§ YOUR INSTRUCTIONS: Tally up the lines carrying the string "JSON" and respond with only the resulting number.

===== DATA SECTION

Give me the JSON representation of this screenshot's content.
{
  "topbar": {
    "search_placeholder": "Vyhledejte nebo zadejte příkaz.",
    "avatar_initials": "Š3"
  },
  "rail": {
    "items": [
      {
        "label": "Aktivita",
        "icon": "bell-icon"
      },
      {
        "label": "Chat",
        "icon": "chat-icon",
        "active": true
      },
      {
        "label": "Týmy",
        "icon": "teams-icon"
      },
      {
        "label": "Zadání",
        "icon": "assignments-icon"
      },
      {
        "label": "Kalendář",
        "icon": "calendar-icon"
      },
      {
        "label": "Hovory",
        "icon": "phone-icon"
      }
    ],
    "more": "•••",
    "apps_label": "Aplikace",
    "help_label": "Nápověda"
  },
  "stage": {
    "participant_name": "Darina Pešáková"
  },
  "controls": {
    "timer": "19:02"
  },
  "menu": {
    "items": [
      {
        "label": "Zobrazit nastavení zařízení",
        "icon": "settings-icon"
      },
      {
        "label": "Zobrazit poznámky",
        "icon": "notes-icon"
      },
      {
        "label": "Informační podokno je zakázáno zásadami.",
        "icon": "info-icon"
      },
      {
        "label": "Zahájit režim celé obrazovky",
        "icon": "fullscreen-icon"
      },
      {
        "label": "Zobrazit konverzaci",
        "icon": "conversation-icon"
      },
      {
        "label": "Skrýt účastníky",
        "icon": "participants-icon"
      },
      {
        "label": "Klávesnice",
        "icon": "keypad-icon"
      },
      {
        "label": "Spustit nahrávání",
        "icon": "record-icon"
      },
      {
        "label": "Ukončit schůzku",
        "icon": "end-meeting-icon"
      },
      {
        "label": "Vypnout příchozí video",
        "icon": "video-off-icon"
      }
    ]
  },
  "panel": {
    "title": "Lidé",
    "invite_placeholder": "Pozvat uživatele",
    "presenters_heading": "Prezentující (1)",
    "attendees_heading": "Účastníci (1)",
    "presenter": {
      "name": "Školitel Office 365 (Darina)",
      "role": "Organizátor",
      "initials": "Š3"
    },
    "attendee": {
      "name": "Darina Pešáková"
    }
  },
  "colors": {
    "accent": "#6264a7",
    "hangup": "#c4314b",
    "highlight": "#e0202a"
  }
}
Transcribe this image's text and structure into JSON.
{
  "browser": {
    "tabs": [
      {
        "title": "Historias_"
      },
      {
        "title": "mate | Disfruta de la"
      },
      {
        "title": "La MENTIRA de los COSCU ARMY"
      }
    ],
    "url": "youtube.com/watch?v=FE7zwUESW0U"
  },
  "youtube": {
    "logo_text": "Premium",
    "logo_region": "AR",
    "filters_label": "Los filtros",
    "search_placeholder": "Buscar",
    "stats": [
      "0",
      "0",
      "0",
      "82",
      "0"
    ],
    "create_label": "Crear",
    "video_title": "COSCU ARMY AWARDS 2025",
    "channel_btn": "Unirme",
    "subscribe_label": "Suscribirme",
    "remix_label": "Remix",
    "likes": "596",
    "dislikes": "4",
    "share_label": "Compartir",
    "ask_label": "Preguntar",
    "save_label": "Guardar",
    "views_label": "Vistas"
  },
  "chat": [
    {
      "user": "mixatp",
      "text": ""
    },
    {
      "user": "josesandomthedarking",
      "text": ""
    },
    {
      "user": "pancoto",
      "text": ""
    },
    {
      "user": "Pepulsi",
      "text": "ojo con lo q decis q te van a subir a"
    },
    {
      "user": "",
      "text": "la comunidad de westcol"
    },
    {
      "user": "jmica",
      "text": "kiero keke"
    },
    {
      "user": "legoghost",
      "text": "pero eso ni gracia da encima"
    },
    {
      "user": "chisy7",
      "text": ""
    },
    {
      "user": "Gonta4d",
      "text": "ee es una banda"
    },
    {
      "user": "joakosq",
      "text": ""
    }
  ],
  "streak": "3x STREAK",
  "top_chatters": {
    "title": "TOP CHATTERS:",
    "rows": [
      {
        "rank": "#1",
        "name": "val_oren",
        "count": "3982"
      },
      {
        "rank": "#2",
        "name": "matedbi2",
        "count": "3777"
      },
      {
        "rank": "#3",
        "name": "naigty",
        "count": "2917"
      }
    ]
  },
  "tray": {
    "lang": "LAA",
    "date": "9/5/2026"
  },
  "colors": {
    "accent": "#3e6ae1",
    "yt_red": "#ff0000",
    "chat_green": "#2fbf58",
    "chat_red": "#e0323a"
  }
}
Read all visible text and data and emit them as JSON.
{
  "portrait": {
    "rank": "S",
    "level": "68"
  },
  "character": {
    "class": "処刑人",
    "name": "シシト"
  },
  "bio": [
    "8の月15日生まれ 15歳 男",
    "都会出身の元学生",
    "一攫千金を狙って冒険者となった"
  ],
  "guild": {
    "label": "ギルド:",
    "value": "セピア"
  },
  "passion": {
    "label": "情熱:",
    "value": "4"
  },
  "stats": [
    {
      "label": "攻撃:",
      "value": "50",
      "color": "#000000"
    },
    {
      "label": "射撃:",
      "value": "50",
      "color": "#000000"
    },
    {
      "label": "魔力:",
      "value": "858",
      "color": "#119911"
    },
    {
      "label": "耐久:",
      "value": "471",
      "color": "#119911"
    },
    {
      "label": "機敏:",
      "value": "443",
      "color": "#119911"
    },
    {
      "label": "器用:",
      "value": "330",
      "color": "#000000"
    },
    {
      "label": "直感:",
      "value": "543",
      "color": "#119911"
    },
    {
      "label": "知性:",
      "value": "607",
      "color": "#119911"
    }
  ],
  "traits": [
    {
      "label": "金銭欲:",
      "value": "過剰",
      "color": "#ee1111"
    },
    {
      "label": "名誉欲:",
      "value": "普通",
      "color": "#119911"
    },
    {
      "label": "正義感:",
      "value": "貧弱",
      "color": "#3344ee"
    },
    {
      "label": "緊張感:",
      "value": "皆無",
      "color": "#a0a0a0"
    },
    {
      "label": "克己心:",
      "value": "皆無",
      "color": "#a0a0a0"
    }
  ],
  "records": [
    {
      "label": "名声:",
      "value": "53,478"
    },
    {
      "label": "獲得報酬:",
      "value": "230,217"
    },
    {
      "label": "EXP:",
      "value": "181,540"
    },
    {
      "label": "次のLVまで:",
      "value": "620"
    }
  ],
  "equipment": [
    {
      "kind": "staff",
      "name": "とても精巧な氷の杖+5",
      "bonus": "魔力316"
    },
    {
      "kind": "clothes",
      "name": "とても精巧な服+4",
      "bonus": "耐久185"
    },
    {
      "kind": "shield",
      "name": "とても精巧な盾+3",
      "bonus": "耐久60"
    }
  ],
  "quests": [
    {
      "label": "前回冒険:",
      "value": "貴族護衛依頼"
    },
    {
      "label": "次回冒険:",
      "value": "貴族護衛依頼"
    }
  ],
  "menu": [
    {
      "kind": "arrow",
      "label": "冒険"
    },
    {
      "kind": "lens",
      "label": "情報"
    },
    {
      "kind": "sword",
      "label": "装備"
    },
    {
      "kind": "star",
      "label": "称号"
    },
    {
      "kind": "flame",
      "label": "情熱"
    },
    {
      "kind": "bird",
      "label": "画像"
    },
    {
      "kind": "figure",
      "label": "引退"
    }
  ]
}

==========

§ ANSWER BELOW: 3